- SOURCE RECORDS:
········

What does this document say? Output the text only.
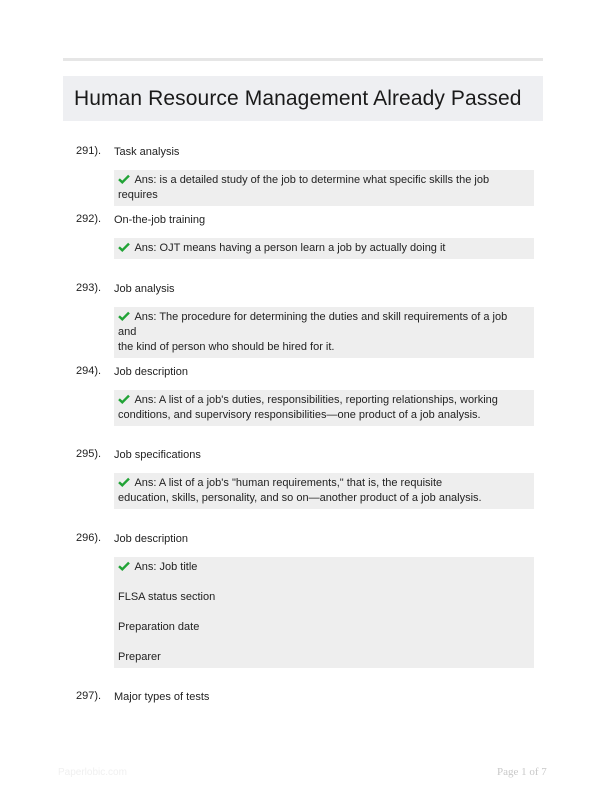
Human Resource Management Already Passed
291). Task analysis
Ans: is a detailed study of the job to determine what specific skills the job requires
292). On-the-job training
Ans: OJT means having a person learn a job by actually doing it
293). Job analysis
Ans: The procedure for determining the duties and skill requirements of a job and
the kind of person who should be hired for it.
294). Job description
Ans: A list of a job's duties, responsibilities, reporting relationships, working
conditions, and supervisory responsibilities—one product of a job analysis.
295). Job specifications
Ans: A list of a job's "human requirements," that is, the requisite
education, skills, personality, and so on—another product of a job analysis.
296). Job description
Ans: Job title
FLSA status section
Preparation date
Preparer
297). Major types of tests
Paperlobic.com	Page 1 of 7
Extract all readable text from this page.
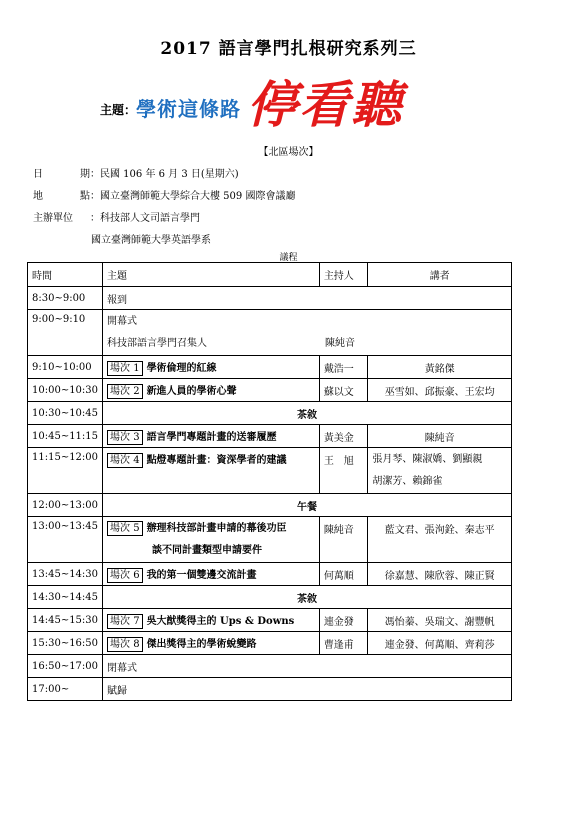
2017 語言學門扎根研究系列三
主題： 學術這條路 停看聽
【北區場次】
日	期 ： 民國 106 年 6 月 3 日(星期六)
地	點 ： 國立臺灣師範大學綜合大樓 509 國際會議廳
主辦單位	： 科技部人文司語言學門
國立臺灣師範大學英語學系
議程
時間	主題	主持人	講者
8:30~9:00	報到		
9:00~9:10	開幕式
科技部語言學門召集人 陳純音		

9:10~10:00	場次 1 學術倫理的紅線	戴浩一	黃銘傑
10:00~10:30	場次 2 新進人員的學術心聲	蘇以文	巫雪如、邱振豪、王宏均
10:30~10:45	茶敘		
10:45~11:15	場次 3 語言學門專題計畫的送審履歷	黃美金	陳純音
11:15~12:00	場次 4 點燈專題計畫：資深學者的建議	王　旭	張月琴、陳淑嬌、劉顯親
胡潔芳、賴錦雀

12:00~13:00	午餐		
13:00~13:45	場次 5 辦理科技部計畫申請的幕後功臣
談不同計畫類型申請要件	陳純音	藍文君、張洵銓、秦志平
13:45~14:30	場次 6 我的第一個雙邊交流計畫	何萬順	徐嘉慧、陳欣蓉、陳正賢
14:30~14:45	茶敘		
14:45~15:30	場次 7 吳大猷獎得主的 Ups & Downs	連金發	馮怡蓁、吳瑞文、謝豐帆
15:30~16:50	場次 8 傑出獎得主的學術蛻變路	曹逢甫	連金發、何萬順、齊莉莎
16:50~17:00	閉幕式		
17:00~	賦歸		
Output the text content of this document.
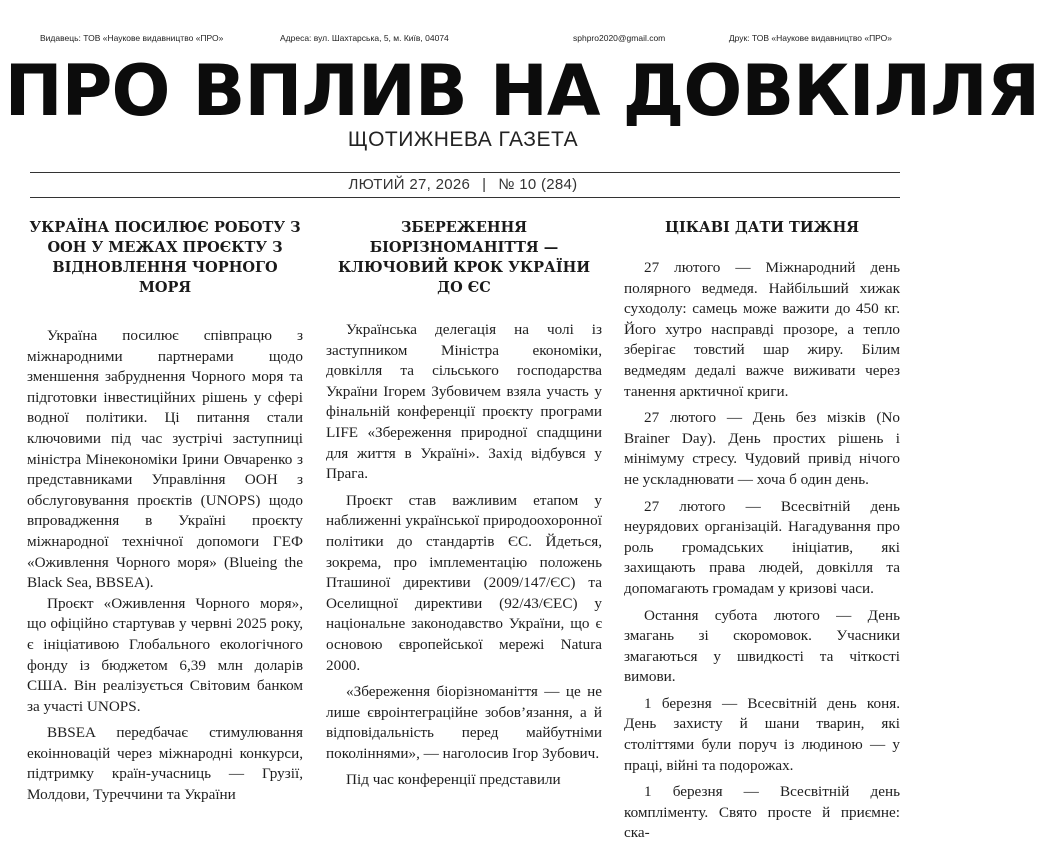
Видавець: ТОВ «Наукове видавництво «ПРО»	Адреса: вул. Шахтарська, 5, м. Київ, 04074	sphpro2020@gmail.com	Друк: ТОВ «Наукове видавництво «ПРО»
ПРО ВПЛИВ НА ДОВКІЛЛЯ
ЩОТИЖНЕВА ГАЗЕТА
ЛЮТИЙ 27, 2026 | № 10 (284)
УКРАЇНА ПОСИЛЮЄ РОБОТУ З ООН У МЕЖАХ ПРОЄКТУ З ВІДНОВЛЕННЯ ЧОРНОГО МОРЯ

Україна посилює співпрацю з міжнародними партнерами щодо зменшення забруднення Чорного моря та підготовки інвестиційних рішень у сфері водної політики. Ці питання стали ключовими під час зустрічі заступниці міністра Мінекономіки Ірини Овчаренко з представниками Управління ООН з обслуговування проєктів (UNOPS) щодо впровадження в Україні проєкту міжнародної технічної допомоги ГЕФ «Оживлення Чорного моря» (Blueing the Black Sea, BBSEA).

Проєкт «Оживлення Чорного моря», що офіційно стартував у червні 2025 року, є ініціативою Глобального екологічного фонду із бюджетом 6,39 млн доларів США. Він реалізується Світовим банком за участі UNOPS.

BBSEA передбачає стимулювання екоінновацій через міжнародні конкурси, підтримку країн-учасниць — Грузії, Молдови, Туреччини та України

ЗБЕРЕЖЕННЯ БІОРІЗНОМАНІТТЯ — КЛЮЧОВИЙ КРОК УКРАЇНИ ДО ЄС

Українська делегація на чолі із заступником Міністра економіки, довкілля та сільського господарства України Ігорем Зубовичем взяла участь у фінальній конференції проєкту програми LIFE «Збереження природної спадщини для життя в Україні». Захід відбувся у Прага.

Проєкт став важливим етапом у наближенні української природоохоронної політики до стандартів ЄС. Йдеться, зокрема, про імплементацію положень Пташиної директиви (2009/147/ЄС) та Оселищної директиви (92/43/ЄЕС) у національне законодавство України, що є основою європейської мережі Natura 2000.

«Збереження біорізноманіття — це не лише євроінтеграційне зобов’язання, а й відповідальність перед майбутніми поколіннями», — наголосив Ігор Зубович.

Під час конференції представили

ЦІКАВІ ДАТИ ТИЖНЯ

27 лютого — Міжнародний день полярного ведмедя. Найбільший хижак суходолу: самець може важити до 450 кг. Його хутро насправді прозоре, а тепло зберігає товстий шар жиру. Білим ведмедям дедалі важче виживати через танення арктичної криги.

27 лютого — День без мізків (No Brainer Day). День простих рішень і мінімуму стресу. Чудовий привід нічого не ускладнювати — хоча б один день.

27 лютого — Всесвітній день неурядових організацій. Нагадування про роль громадських ініціатив, які захищають права людей, довкілля та допомагають громадам у кризові часи.

Остання субота лютого — День змагань зі скоромовок. Учасники змагаються у швидкості та чіткості вимови.

1 березня — Всесвітній день коня. День захисту й шани тварин, які століттями були поруч із людиною — у праці, війні та подорожах.

1 березня — Всесвітній день компліменту. Свято просте й приємне: ска-
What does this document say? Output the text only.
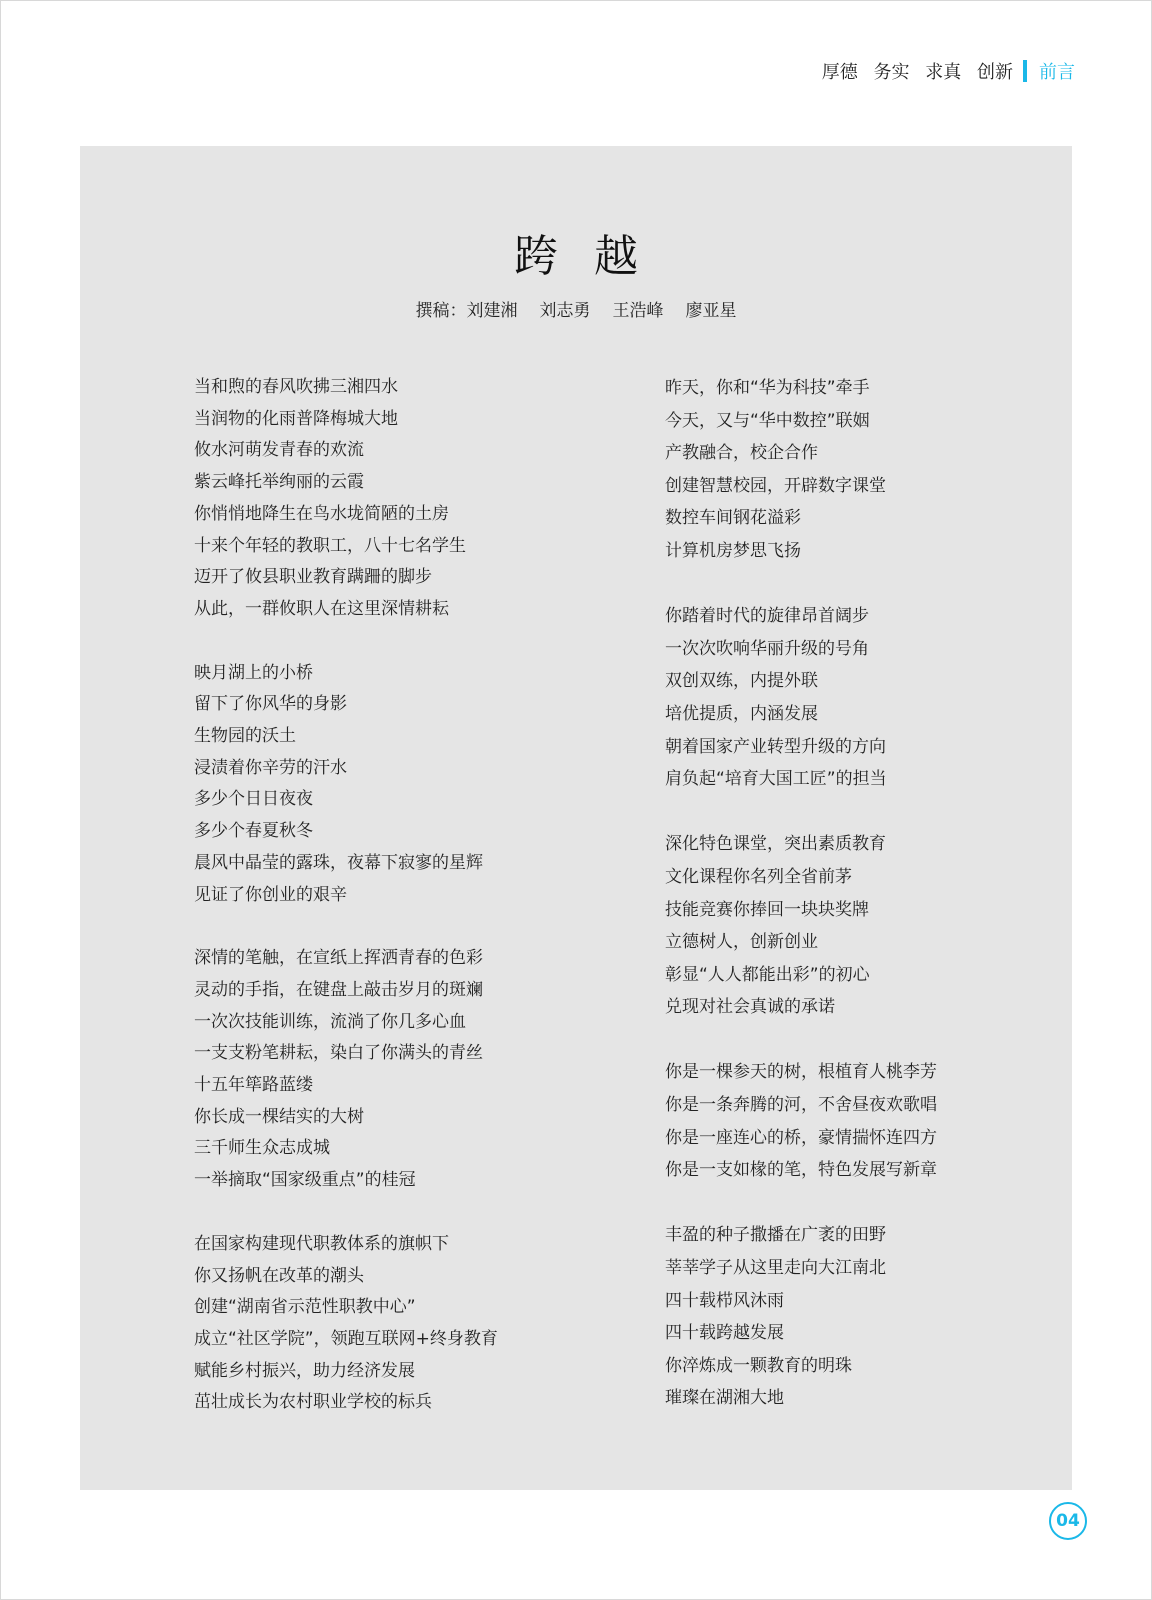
厚德 务实 求真 创新 前言
跨越
撰稿：刘建湘 刘志勇 王浩峰 廖亚星
当和煦的春风吹拂三湘四水
当润物的化雨普降梅城大地
攸水河萌发青春的欢流
紫云峰托举绚丽的云霞
你悄悄地降生在鸟水垅简陋的土房
十来个年轻的教职工，八十七名学生
迈开了攸县职业教育蹒跚的脚步
从此，一群攸职人在这里深情耕耘
映月湖上的小桥
留下了你风华的身影
生物园的沃土
浸渍着你辛劳的汗水
多少个日日夜夜
多少个春夏秋冬
晨风中晶莹的露珠，夜幕下寂寥的星辉
见证了你创业的艰辛
深情的笔触，在宣纸上挥洒青春的色彩
灵动的手指，在键盘上敲击岁月的斑斓
一次次技能训练，流淌了你几多心血
一支支粉笔耕耘，染白了你满头的青丝
十五年筚路蓝缕
你长成一棵结实的大树
三千师生众志成城
一举摘取“国家级重点”的桂冠
在国家构建现代职教体系的旗帜下
你又扬帆在改革的潮头
创建“湖南省示范性职教中心”
成立“社区学院”，领跑互联网+终身教育
赋能乡村振兴，助力经济发展
茁壮成长为农村职业学校的标兵
昨天，你和“华为科技”牵手
今天，又与“华中数控”联姻
产教融合，校企合作
创建智慧校园，开辟数字课堂
数控车间钢花溢彩
计算机房梦思飞扬
你踏着时代的旋律昂首阔步
一次次吹响华丽升级的号角
双创双练，内提外联
培优提质，内涵发展
朝着国家产业转型升级的方向
肩负起“培育大国工匠”的担当
深化特色课堂，突出素质教育
文化课程你名列全省前茅
技能竞赛你捧回一块块奖牌
立德树人，创新创业
彰显“人人都能出彩”的初心
兑现对社会真诚的承诺
你是一棵参天的树，根植育人桃李芳
你是一条奔腾的河，不舍昼夜欢歌唱
你是一座连心的桥，豪情揣怀连四方
你是一支如椽的笔，特色发展写新章
丰盈的种子撒播在广袤的田野
莘莘学子从这里走向大江南北
四十载栉风沐雨
四十载跨越发展
你淬炼成一颗教育的明珠
璀璨在湖湘大地
04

········

- THE TASK: Go back to the records above and write them out exactly, without the pictures.

- RESULT OF THE EXERCISE:
What does this document say? Output the text only.
Human Resource Management Already Passed
291). Task analysis
Ans: is a detailed study of the job to determine what specific skills the job requires
292). On-the-job training
Ans: OJT means having a person learn a job by actually doing it
293). Job analysis
Ans: The procedure for determining the duties and skill requirements of a job and
the kind of person who should be hired for it.
294). Job description
Ans: A list of a job's duties, responsibilities, reporting relationships, working
conditions, and supervisory responsibilities—one product of a job analysis.
295). Job specifications
Ans: A list of a job's "human requirements," that is, the requisite
education, skills, personality, and so on—another product of a job analysis.
296). Job description
Ans: Job title
FLSA status section
Preparation date
Preparer
297). Major types of tests
Paperlobic.com	Page 1 of 7
Extract all readable text from this page.
2017 語言學門扎根研究系列三
主題： 學術這條路 停看聽
【北區場次】
日	期 ： 民國 106 年 6 月 3 日(星期六)
地	點 ： 國立臺灣師範大學綜合大樓 509 國際會議廳
主辦單位	： 科技部人文司語言學門
國立臺灣師範大學英語學系
議程
時間	主題	主持人	講者
8:30~9:00	報到		
9:00~9:10	開幕式
科技部語言學門召集人 陳純音		

9:10~10:00	場次 1 學術倫理的紅線	戴浩一	黃銘傑
10:00~10:30	場次 2 新進人員的學術心聲	蘇以文	巫雪如、邱振豪、王宏均
10:30~10:45	茶敘		
10:45~11:15	場次 3 語言學門專題計畫的送審履歷	黃美金	陳純音
11:15~12:00	場次 4 點燈專題計畫：資深學者的建議	王　旭	張月琴、陳淑嬌、劉顯親
胡潔芳、賴錦雀

12:00~13:00	午餐		
13:00~13:45	場次 5 辦理科技部計畫申請的幕後功臣
談不同計畫類型申請要件	陳純音	藍文君、張洵銓、秦志平
13:45~14:30	場次 6 我的第一個雙邊交流計畫	何萬順	徐嘉慧、陳欣蓉、陳正賢
14:30~14:45	茶敘		
14:45~15:30	場次 7 吳大猷獎得主的 Ups & Downs	連金發	馮怡蓁、吳瑞文、謝豐帆
15:30~16:50	場次 8 傑出獎得主的學術蛻變路	曹逢甫	連金發、何萬順、齊莉莎
16:50~17:00	閉幕式		
17:00~	賦歸		
Output the text content of this document.
Видавець: ТОВ «Наукове видавництво «ПРО»	Адреса: вул. Шахтарська, 5, м. Київ, 04074	sphpro2020@gmail.com	Друк: ТОВ «Наукове видавництво «ПРО»
ПРО ВПЛИВ НА ДОВКІЛЛЯ
ЩОТИЖНЕВА ГАЗЕТА
ЛЮТИЙ 27, 2026 | № 10 (284)
УКРАЇНА ПОСИЛЮЄ РОБОТУ З ООН У МЕЖАХ ПРОЄКТУ З ВІДНОВЛЕННЯ ЧОРНОГО МОРЯ

Україна посилює співпрацю з міжнародними партнерами щодо зменшення забруднення Чорного моря та підготовки інвестиційних рішень у сфері водної політики. Ці питання стали ключовими під час зустрічі заступниці міністра Мінекономіки Ірини Овчаренко з представниками Управління ООН з обслуговування проєктів (UNOPS) щодо впровадження в Україні проєкту міжнародної технічної допомоги ГЕФ «Оживлення Чорного моря» (Blueing the Black Sea, BBSEA).

Проєкт «Оживлення Чорного моря», що офіційно стартував у червні 2025 року, є ініціативою Глобального екологічного фонду із бюджетом 6,39 млн доларів США. Він реалізується Світовим банком за участі UNOPS.

BBSEA передбачає стимулювання екоінновацій через міжнародні конкурси, підтримку країн-учасниць — Грузії, Молдови, Туреччини та України

ЗБЕРЕЖЕННЯ БІОРІЗНОМАНІТТЯ — КЛЮЧОВИЙ КРОК УКРАЇНИ ДО ЄС

Українська делегація на чолі із заступником Міністра економіки, довкілля та сільського господарства України Ігорем Зубовичем взяла участь у фінальній конференції проєкту програми LIFE «Збереження природної спадщини для життя в Україні». Захід відбувся у Прага.

Проєкт став важливим етапом у наближенні української природоохоронної політики до стандартів ЄС. Йдеться, зокрема, про імплементацію положень Пташиної директиви (2009/147/ЄС) та Оселищної директиви (92/43/ЄЕС) у національне законодавство України, що є основою європейської мережі Natura 2000.

«Збереження біорізноманіття — це не лише євроінтеграційне зобов’язання, а й відповідальність перед майбутніми поколіннями», — наголосив Ігор Зубович.

Під час конференції представили

ЦІКАВІ ДАТИ ТИЖНЯ

27 лютого — Міжнародний день полярного ведмедя. Найбільший хижак суходолу: самець може важити до 450 кг. Його хутро насправді прозоре, а тепло зберігає товстий шар жиру. Білим ведмедям дедалі важче виживати через танення арктичної криги.

27 лютого — День без мізків (No Brainer Day). День простих рішень і мінімуму стресу. Чудовий привід нічого не ускладнювати — хоча б один день.

27 лютого — Всесвітній день неурядових організацій. Нагадування про роль громадських ініціатив, які захищають права людей, довкілля та допомагають громадам у кризові часи.

Остання субота лютого — День змагань зі скоромовок. Учасники змагаються у швидкості та чіткості вимови.

1 березня — Всесвітній день коня. День захисту й шани тварин, які століттями були поруч із людиною — у праці, війні та подорожах.

1 березня — Всесвітній день компліменту. Свято просте й приємне: ска-
What does this document say? Output the text only.
厚德 务实 求真 创新 前言
跨越
撰稿：刘建湘 刘志勇 王浩峰 廖亚星
当和煦的春风吹拂三湘四水
当润物的化雨普降梅城大地
攸水河萌发青春的欢流
紫云峰托举绚丽的云霞
你悄悄地降生在鸟水垅简陋的土房
十来个年轻的教职工，八十七名学生
迈开了攸县职业教育蹒跚的脚步
从此，一群攸职人在这里深情耕耘
映月湖上的小桥
留下了你风华的身影
生物园的沃土
浸渍着你辛劳的汗水
多少个日日夜夜
多少个春夏秋冬
晨风中晶莹的露珠，夜幕下寂寥的星辉
见证了你创业的艰辛
深情的笔触，在宣纸上挥洒青春的色彩
灵动的手指，在键盘上敲击岁月的斑斓
一次次技能训练，流淌了你几多心血
一支支粉笔耕耘，染白了你满头的青丝
十五年筚路蓝缕
你长成一棵结实的大树
三千师生众志成城
一举摘取“国家级重点”的桂冠
在国家构建现代职教体系的旗帜下
你又扬帆在改革的潮头
创建“湖南省示范性职教中心”
成立“社区学院”，领跑互联网+终身教育
赋能乡村振兴，助力经济发展
茁壮成长为农村职业学校的标兵
昨天，你和“华为科技”牵手
今天，又与“华中数控”联姻
产教融合，校企合作
创建智慧校园，开辟数字课堂
数控车间钢花溢彩
计算机房梦思飞扬
你踏着时代的旋律昂首阔步
一次次吹响华丽升级的号角
双创双练，内提外联
培优提质，内涵发展
朝着国家产业转型升级的方向
肩负起“培育大国工匠”的担当
深化特色课堂，突出素质教育
文化课程你名列全省前茅
技能竞赛你捧回一块块奖牌
立德树人，创新创业
彰显“人人都能出彩”的初心
兑现对社会真诚的承诺
你是一棵参天的树，根植育人桃李芳
你是一条奔腾的河，不舍昼夜欢歌唱
你是一座连心的桥，豪情揣怀连四方
你是一支如椽的笔，特色发展写新章
丰盈的种子撒播在广袤的田野
莘莘学子从这里走向大江南北
四十载栉风沐雨
四十载跨越发展
你淬炼成一颗教育的明珠
璀璨在湖湘大地
04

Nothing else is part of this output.